- Your instructions
Check each line of the data for "heraf", and copy the ones that have it.

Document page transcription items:
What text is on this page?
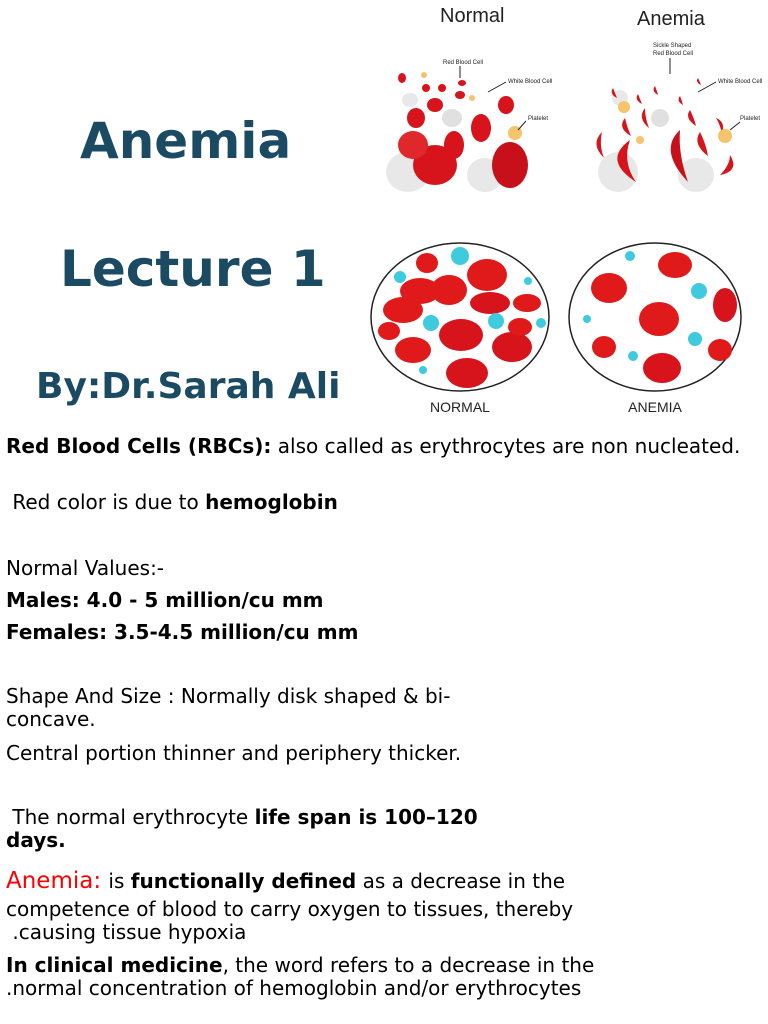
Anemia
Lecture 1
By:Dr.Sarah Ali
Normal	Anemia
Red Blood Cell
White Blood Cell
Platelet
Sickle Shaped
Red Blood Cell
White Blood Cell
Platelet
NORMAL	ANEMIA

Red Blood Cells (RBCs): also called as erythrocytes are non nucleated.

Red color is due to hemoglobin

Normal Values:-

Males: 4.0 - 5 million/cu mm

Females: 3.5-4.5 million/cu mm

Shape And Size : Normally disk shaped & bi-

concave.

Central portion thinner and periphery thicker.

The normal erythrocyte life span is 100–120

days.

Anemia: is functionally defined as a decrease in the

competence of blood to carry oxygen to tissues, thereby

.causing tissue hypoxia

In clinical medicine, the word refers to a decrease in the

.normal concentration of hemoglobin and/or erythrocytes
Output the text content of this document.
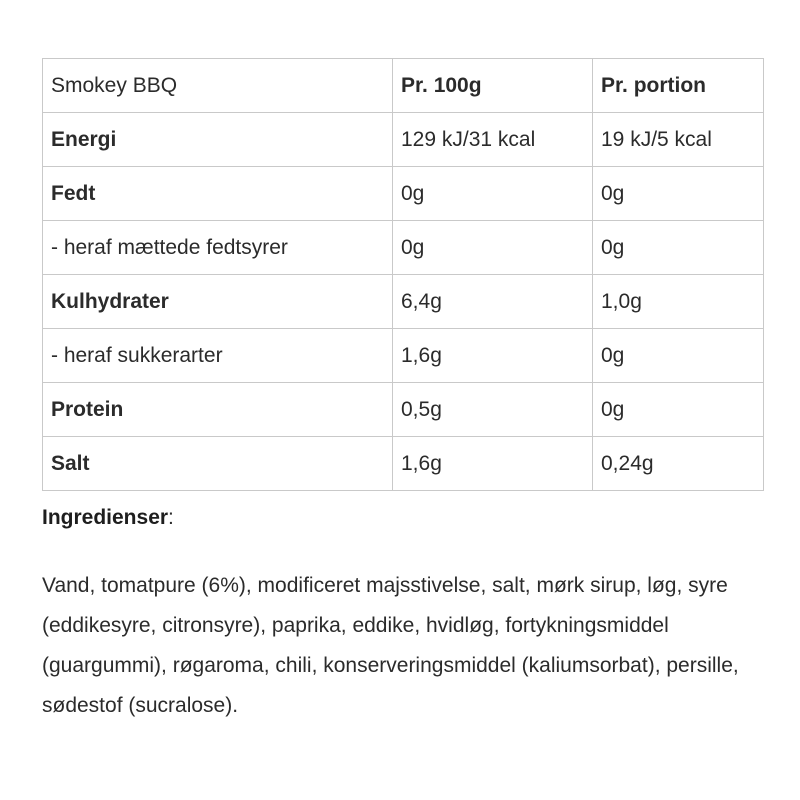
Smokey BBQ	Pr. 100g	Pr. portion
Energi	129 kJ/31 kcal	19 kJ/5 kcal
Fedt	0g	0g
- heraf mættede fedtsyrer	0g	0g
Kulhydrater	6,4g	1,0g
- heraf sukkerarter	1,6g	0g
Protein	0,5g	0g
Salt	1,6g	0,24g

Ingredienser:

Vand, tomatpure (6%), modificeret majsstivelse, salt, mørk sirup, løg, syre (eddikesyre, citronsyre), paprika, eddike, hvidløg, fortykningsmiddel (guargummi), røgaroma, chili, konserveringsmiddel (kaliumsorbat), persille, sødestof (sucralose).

---

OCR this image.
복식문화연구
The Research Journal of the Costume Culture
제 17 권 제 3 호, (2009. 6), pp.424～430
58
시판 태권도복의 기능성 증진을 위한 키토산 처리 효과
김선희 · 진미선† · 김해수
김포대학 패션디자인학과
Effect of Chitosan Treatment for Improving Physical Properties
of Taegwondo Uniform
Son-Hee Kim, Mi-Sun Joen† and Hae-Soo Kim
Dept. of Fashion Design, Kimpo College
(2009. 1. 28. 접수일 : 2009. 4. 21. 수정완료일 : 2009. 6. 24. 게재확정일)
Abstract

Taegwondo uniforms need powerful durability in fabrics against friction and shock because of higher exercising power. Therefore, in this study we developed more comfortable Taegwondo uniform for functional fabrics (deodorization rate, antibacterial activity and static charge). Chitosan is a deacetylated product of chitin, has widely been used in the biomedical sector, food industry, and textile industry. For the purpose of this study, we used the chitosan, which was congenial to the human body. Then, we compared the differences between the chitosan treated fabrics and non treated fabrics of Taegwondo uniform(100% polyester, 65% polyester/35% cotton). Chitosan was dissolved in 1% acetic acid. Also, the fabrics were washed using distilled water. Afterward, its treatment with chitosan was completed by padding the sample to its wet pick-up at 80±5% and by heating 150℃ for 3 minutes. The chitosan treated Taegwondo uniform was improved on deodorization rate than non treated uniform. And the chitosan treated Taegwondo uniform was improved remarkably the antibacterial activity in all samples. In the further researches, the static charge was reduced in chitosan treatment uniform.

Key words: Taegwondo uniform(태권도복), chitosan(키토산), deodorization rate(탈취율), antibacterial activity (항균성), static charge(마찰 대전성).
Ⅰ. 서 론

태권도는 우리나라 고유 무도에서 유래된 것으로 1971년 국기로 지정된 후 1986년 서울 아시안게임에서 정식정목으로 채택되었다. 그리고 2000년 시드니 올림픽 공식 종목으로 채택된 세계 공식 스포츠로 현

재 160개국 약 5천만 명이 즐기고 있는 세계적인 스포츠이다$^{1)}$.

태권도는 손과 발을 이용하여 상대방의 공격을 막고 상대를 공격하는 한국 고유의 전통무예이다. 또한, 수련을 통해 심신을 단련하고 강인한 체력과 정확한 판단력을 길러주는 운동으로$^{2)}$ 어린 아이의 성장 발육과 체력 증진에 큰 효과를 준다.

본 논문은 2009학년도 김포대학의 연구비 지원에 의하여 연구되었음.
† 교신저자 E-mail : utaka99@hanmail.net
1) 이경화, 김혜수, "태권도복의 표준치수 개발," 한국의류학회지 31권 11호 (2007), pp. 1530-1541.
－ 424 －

- Your response
- heraf mættede fedtsyrer	0g	0g
- heraf sukkerarter	1,6g	0g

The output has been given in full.